Begin SUPPLIED DATA
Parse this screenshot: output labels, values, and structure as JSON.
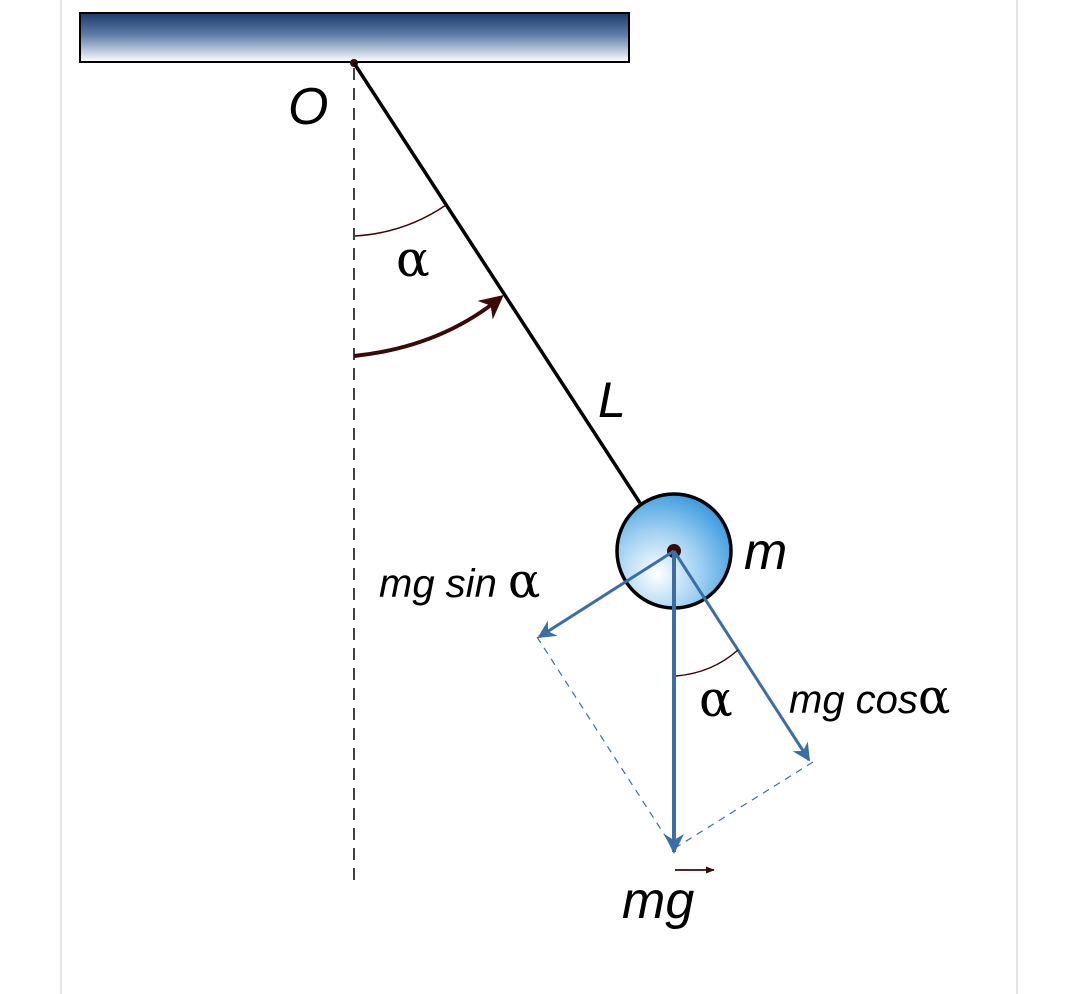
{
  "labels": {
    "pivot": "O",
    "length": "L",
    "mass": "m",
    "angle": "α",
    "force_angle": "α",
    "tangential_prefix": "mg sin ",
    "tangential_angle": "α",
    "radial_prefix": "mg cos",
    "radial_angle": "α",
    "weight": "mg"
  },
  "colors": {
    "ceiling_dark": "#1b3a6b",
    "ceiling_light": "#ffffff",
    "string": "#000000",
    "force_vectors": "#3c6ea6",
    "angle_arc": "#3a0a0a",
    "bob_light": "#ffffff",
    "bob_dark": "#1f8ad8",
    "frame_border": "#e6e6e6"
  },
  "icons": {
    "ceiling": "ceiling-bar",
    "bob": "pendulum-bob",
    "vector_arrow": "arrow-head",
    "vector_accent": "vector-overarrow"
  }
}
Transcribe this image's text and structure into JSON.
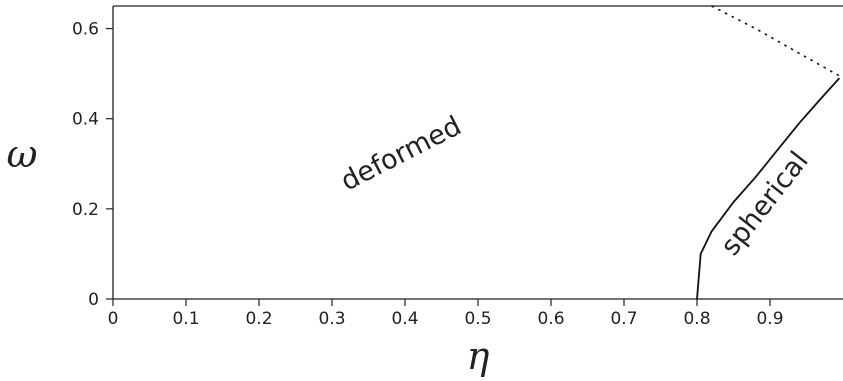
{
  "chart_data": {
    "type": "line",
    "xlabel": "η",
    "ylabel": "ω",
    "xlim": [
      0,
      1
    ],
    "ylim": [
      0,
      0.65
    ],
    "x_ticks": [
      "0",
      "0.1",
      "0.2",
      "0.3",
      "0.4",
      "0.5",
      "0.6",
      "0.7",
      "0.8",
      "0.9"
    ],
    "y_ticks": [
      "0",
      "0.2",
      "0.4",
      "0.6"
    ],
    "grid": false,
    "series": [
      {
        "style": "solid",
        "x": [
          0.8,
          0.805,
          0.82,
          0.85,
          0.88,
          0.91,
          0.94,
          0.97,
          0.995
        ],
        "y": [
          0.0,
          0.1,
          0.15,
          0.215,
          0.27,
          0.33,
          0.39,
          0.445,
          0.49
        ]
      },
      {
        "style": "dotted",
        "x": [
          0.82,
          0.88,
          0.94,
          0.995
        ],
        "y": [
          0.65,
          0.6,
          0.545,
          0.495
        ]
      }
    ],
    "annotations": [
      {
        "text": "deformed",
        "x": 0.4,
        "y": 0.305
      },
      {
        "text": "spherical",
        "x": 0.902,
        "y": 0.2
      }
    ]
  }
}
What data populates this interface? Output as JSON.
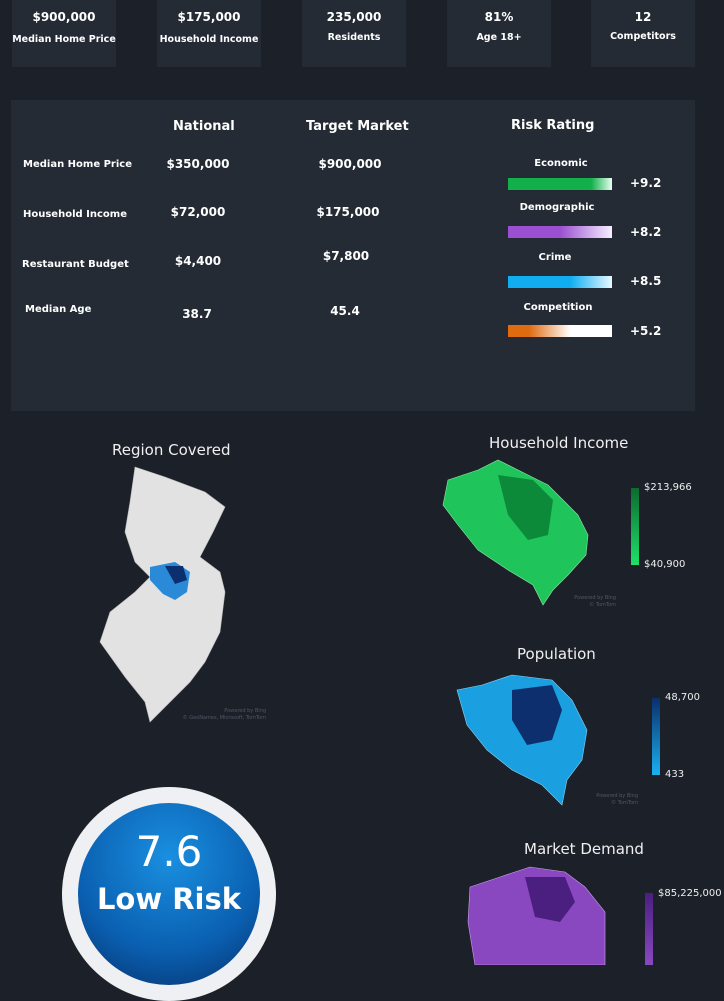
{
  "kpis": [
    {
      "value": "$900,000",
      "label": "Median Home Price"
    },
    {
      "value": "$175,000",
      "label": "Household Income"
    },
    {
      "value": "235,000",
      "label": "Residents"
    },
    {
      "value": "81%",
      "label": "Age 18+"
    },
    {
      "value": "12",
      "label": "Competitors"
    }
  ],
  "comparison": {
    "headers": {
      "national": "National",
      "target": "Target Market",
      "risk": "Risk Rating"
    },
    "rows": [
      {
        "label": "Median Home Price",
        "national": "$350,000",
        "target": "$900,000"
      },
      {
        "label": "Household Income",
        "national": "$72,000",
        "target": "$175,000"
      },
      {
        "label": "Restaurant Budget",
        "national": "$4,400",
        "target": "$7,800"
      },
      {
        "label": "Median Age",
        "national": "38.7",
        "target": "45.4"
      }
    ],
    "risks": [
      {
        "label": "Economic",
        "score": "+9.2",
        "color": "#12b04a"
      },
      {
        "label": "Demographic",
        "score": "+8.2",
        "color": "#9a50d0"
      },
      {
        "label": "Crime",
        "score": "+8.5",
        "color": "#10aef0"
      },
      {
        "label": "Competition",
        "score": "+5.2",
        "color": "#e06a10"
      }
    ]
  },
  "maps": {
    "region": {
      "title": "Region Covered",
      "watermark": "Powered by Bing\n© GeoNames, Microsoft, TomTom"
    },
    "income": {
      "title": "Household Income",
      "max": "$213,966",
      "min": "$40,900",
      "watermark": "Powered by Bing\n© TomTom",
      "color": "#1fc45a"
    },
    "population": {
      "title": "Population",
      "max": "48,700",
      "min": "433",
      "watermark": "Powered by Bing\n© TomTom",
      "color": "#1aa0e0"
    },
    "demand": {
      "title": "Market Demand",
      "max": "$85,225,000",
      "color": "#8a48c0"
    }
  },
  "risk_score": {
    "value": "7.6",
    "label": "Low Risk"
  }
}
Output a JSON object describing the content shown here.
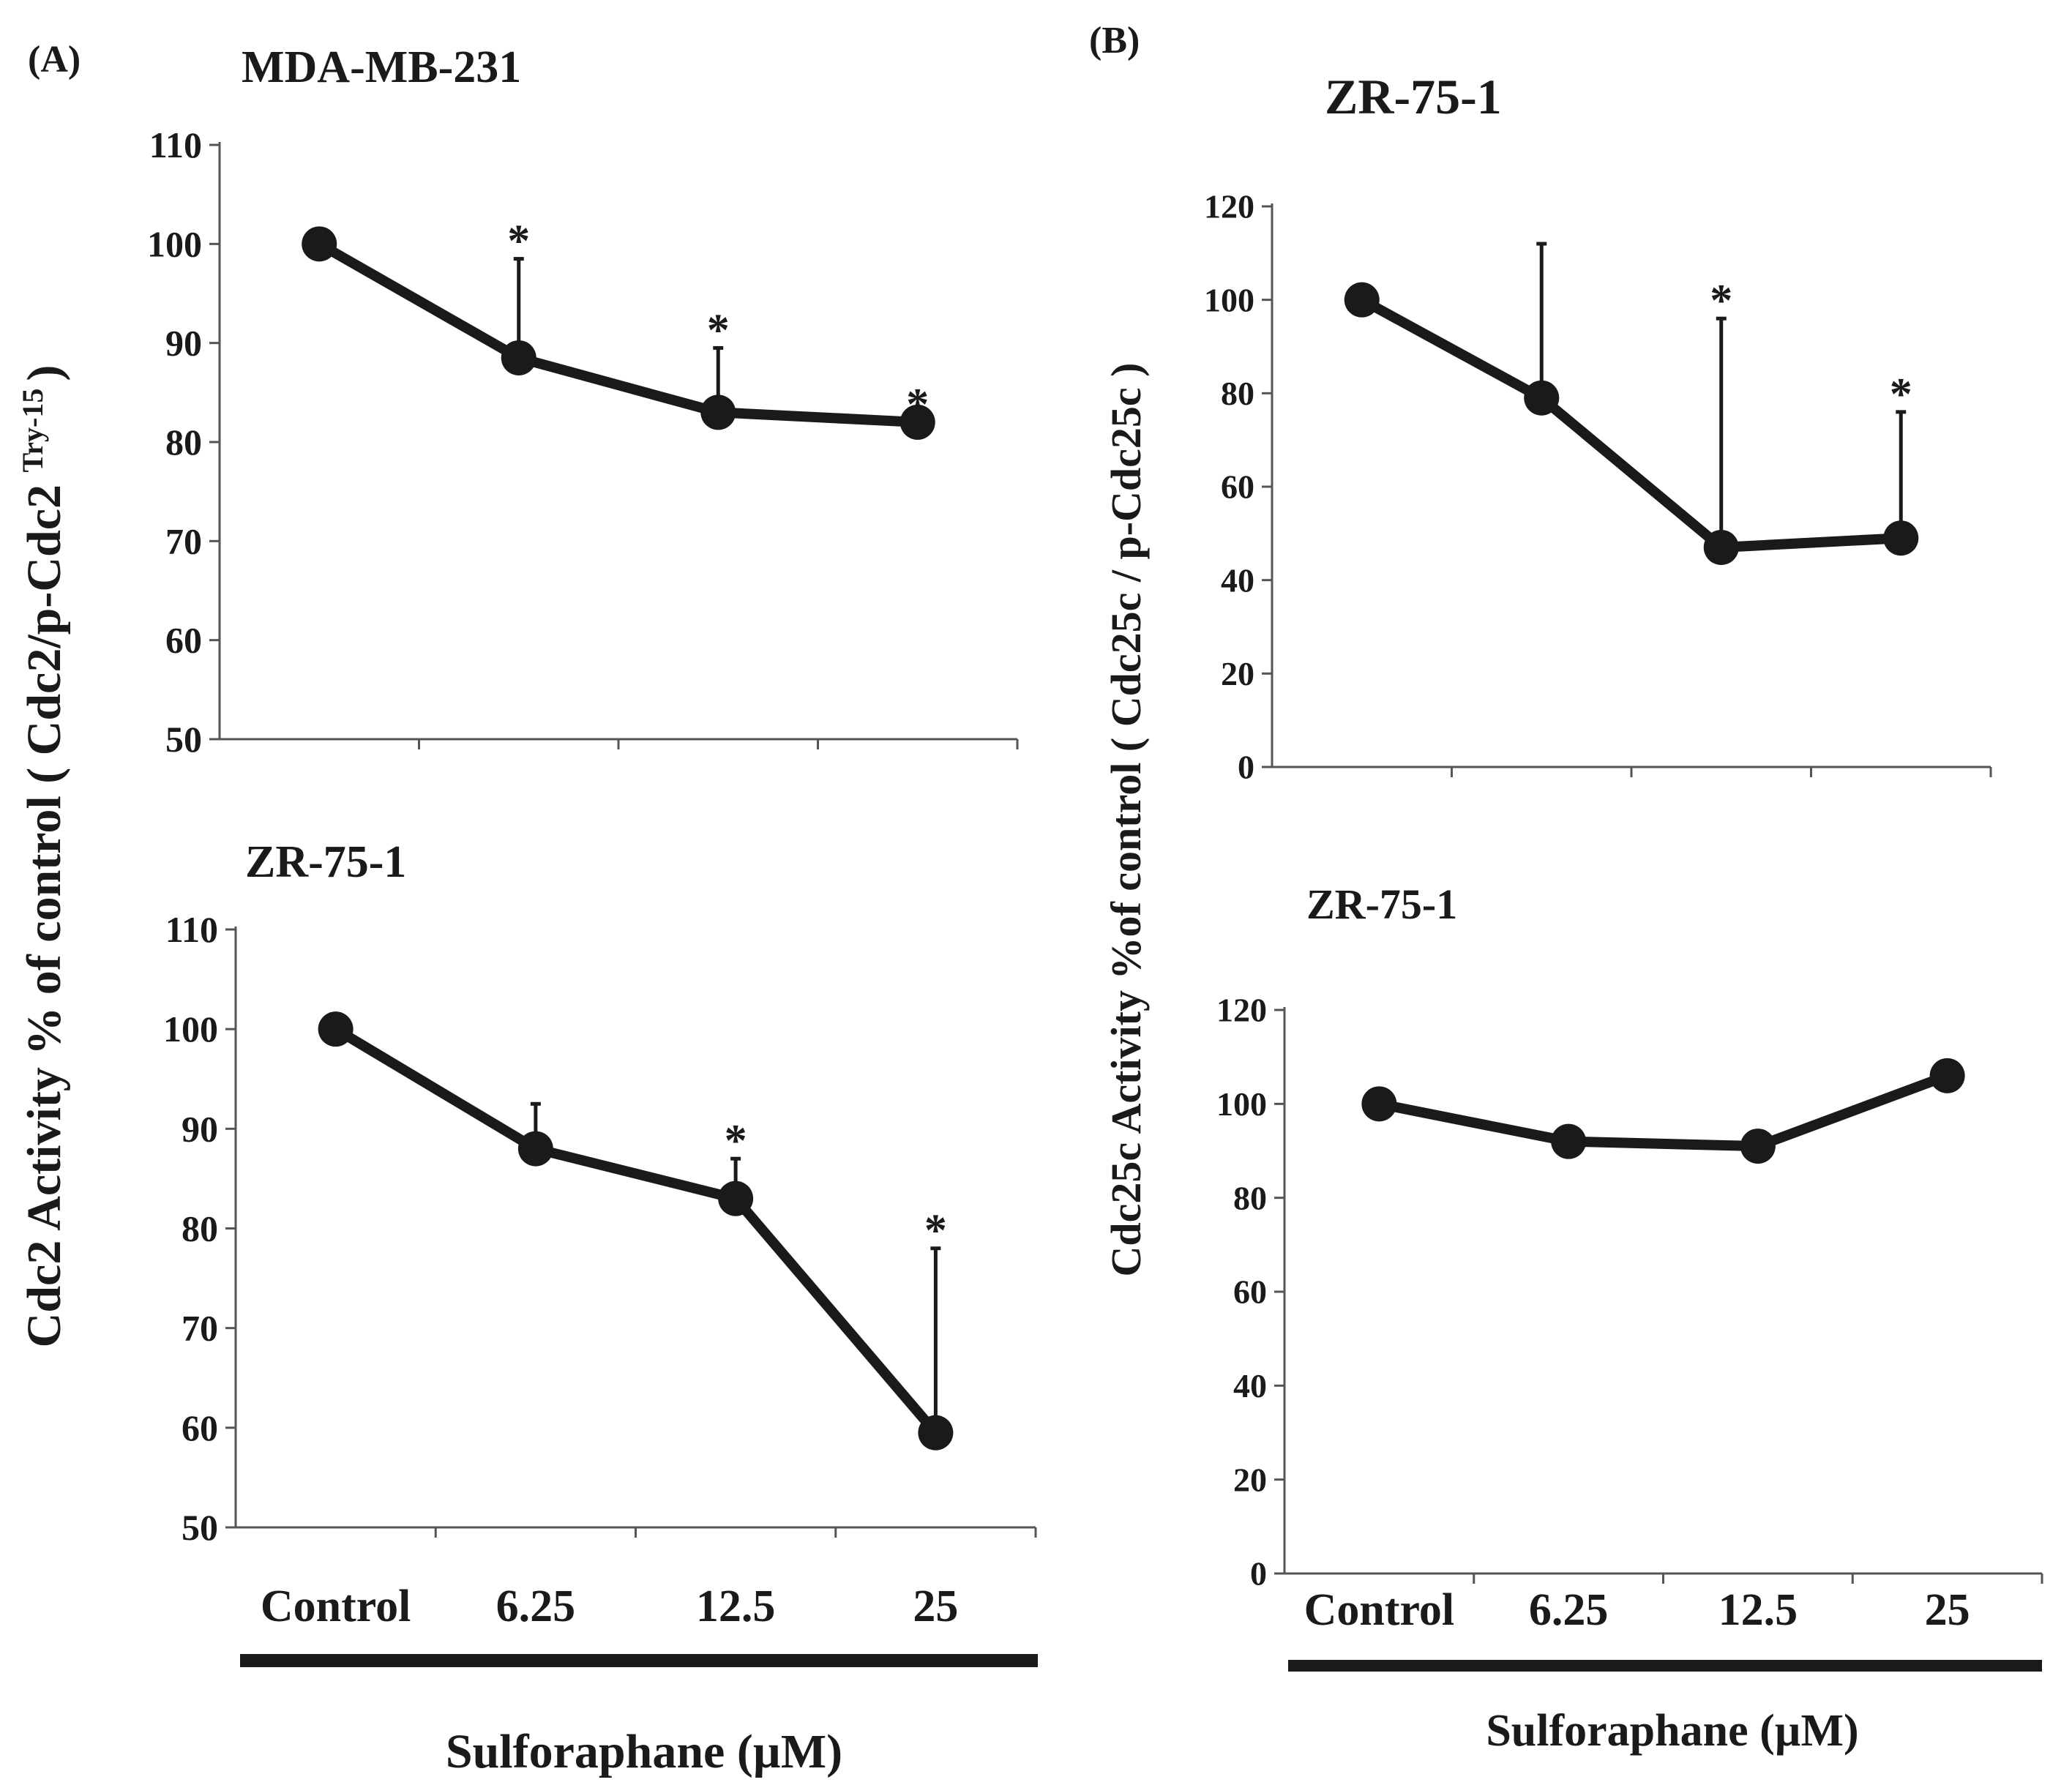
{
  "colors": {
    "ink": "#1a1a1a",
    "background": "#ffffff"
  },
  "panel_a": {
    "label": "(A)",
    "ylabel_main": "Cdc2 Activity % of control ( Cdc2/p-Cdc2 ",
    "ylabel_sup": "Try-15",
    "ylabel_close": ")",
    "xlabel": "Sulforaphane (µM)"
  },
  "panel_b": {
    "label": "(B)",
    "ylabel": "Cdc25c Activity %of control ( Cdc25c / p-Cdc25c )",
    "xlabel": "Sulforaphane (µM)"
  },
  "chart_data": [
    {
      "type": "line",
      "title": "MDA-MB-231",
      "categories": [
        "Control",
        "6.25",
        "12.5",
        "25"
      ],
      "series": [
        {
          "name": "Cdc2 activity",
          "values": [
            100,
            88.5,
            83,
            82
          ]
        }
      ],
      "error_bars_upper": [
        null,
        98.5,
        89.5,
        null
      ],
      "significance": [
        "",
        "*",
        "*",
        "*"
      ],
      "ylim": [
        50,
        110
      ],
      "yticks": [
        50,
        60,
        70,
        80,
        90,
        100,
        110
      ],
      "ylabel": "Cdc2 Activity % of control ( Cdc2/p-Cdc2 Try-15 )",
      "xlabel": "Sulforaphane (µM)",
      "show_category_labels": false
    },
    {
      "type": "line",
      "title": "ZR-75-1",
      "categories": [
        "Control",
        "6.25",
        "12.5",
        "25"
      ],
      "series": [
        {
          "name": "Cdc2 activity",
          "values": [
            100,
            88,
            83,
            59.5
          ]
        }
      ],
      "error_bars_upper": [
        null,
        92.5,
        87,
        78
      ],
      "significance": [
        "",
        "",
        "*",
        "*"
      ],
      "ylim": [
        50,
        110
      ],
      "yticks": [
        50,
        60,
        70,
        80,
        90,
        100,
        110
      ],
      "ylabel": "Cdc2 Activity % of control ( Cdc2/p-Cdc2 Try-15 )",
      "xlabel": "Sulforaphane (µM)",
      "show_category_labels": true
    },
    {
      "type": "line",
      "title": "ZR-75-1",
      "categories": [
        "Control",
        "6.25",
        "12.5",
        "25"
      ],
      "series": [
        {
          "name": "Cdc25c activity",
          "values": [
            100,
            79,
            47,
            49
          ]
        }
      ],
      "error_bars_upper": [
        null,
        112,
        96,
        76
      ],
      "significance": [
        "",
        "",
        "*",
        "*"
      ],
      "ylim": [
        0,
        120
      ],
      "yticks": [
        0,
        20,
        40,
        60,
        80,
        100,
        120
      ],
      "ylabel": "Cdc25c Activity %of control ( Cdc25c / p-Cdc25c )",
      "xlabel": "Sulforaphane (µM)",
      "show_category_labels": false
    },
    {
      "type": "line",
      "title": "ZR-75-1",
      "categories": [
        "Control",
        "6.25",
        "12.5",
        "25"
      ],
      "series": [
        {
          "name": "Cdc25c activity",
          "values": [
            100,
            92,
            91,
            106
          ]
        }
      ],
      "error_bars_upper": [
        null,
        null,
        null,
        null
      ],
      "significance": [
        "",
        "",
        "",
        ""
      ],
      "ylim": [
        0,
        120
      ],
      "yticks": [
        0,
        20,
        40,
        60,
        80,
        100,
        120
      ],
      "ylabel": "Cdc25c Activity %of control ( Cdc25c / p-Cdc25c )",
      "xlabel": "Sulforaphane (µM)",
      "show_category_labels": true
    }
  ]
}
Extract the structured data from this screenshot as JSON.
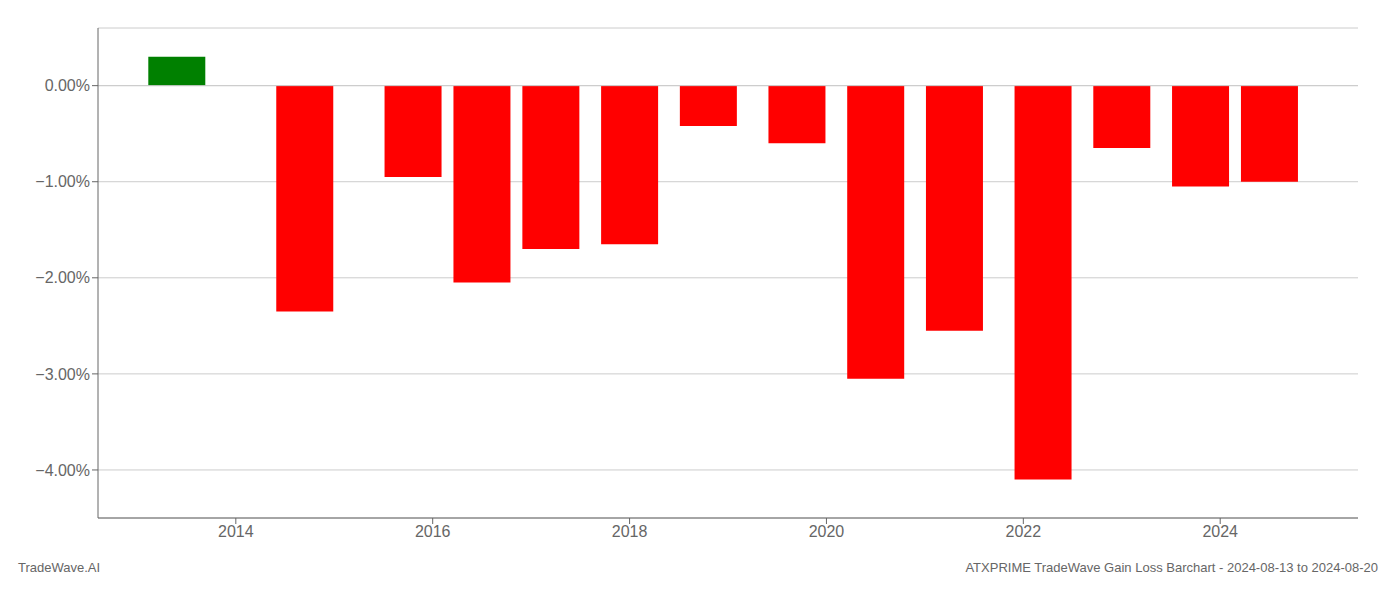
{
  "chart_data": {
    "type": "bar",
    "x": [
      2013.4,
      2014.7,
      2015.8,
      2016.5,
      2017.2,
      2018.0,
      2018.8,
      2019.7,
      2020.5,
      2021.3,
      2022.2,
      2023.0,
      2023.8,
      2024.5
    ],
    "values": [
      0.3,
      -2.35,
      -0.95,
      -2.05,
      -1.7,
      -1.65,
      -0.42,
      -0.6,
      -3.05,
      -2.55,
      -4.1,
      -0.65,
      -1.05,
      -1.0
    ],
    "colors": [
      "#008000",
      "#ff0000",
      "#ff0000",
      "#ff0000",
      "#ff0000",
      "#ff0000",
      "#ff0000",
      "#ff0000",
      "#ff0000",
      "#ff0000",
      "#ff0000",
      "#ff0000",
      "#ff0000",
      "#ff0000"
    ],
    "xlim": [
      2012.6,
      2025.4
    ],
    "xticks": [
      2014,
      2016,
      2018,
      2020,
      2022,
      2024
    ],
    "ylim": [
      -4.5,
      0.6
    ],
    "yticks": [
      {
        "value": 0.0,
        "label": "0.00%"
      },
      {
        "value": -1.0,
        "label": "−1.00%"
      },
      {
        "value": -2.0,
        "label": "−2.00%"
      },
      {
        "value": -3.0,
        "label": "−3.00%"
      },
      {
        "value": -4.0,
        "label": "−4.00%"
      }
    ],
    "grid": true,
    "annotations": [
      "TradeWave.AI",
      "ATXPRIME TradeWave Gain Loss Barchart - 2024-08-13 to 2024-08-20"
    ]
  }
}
End SUPPLIED DATA
▸ **BRIEF**:
Extract all lines of the records above that include "this".

▸ **OUTPUT**:
Parse this screenshot: output labels, values, and structure as JSON.
Transcribe this image's text and structure into JSON.
What data populates this interface? Output as JSON.
Extract the structured data from this screenshot as JSON.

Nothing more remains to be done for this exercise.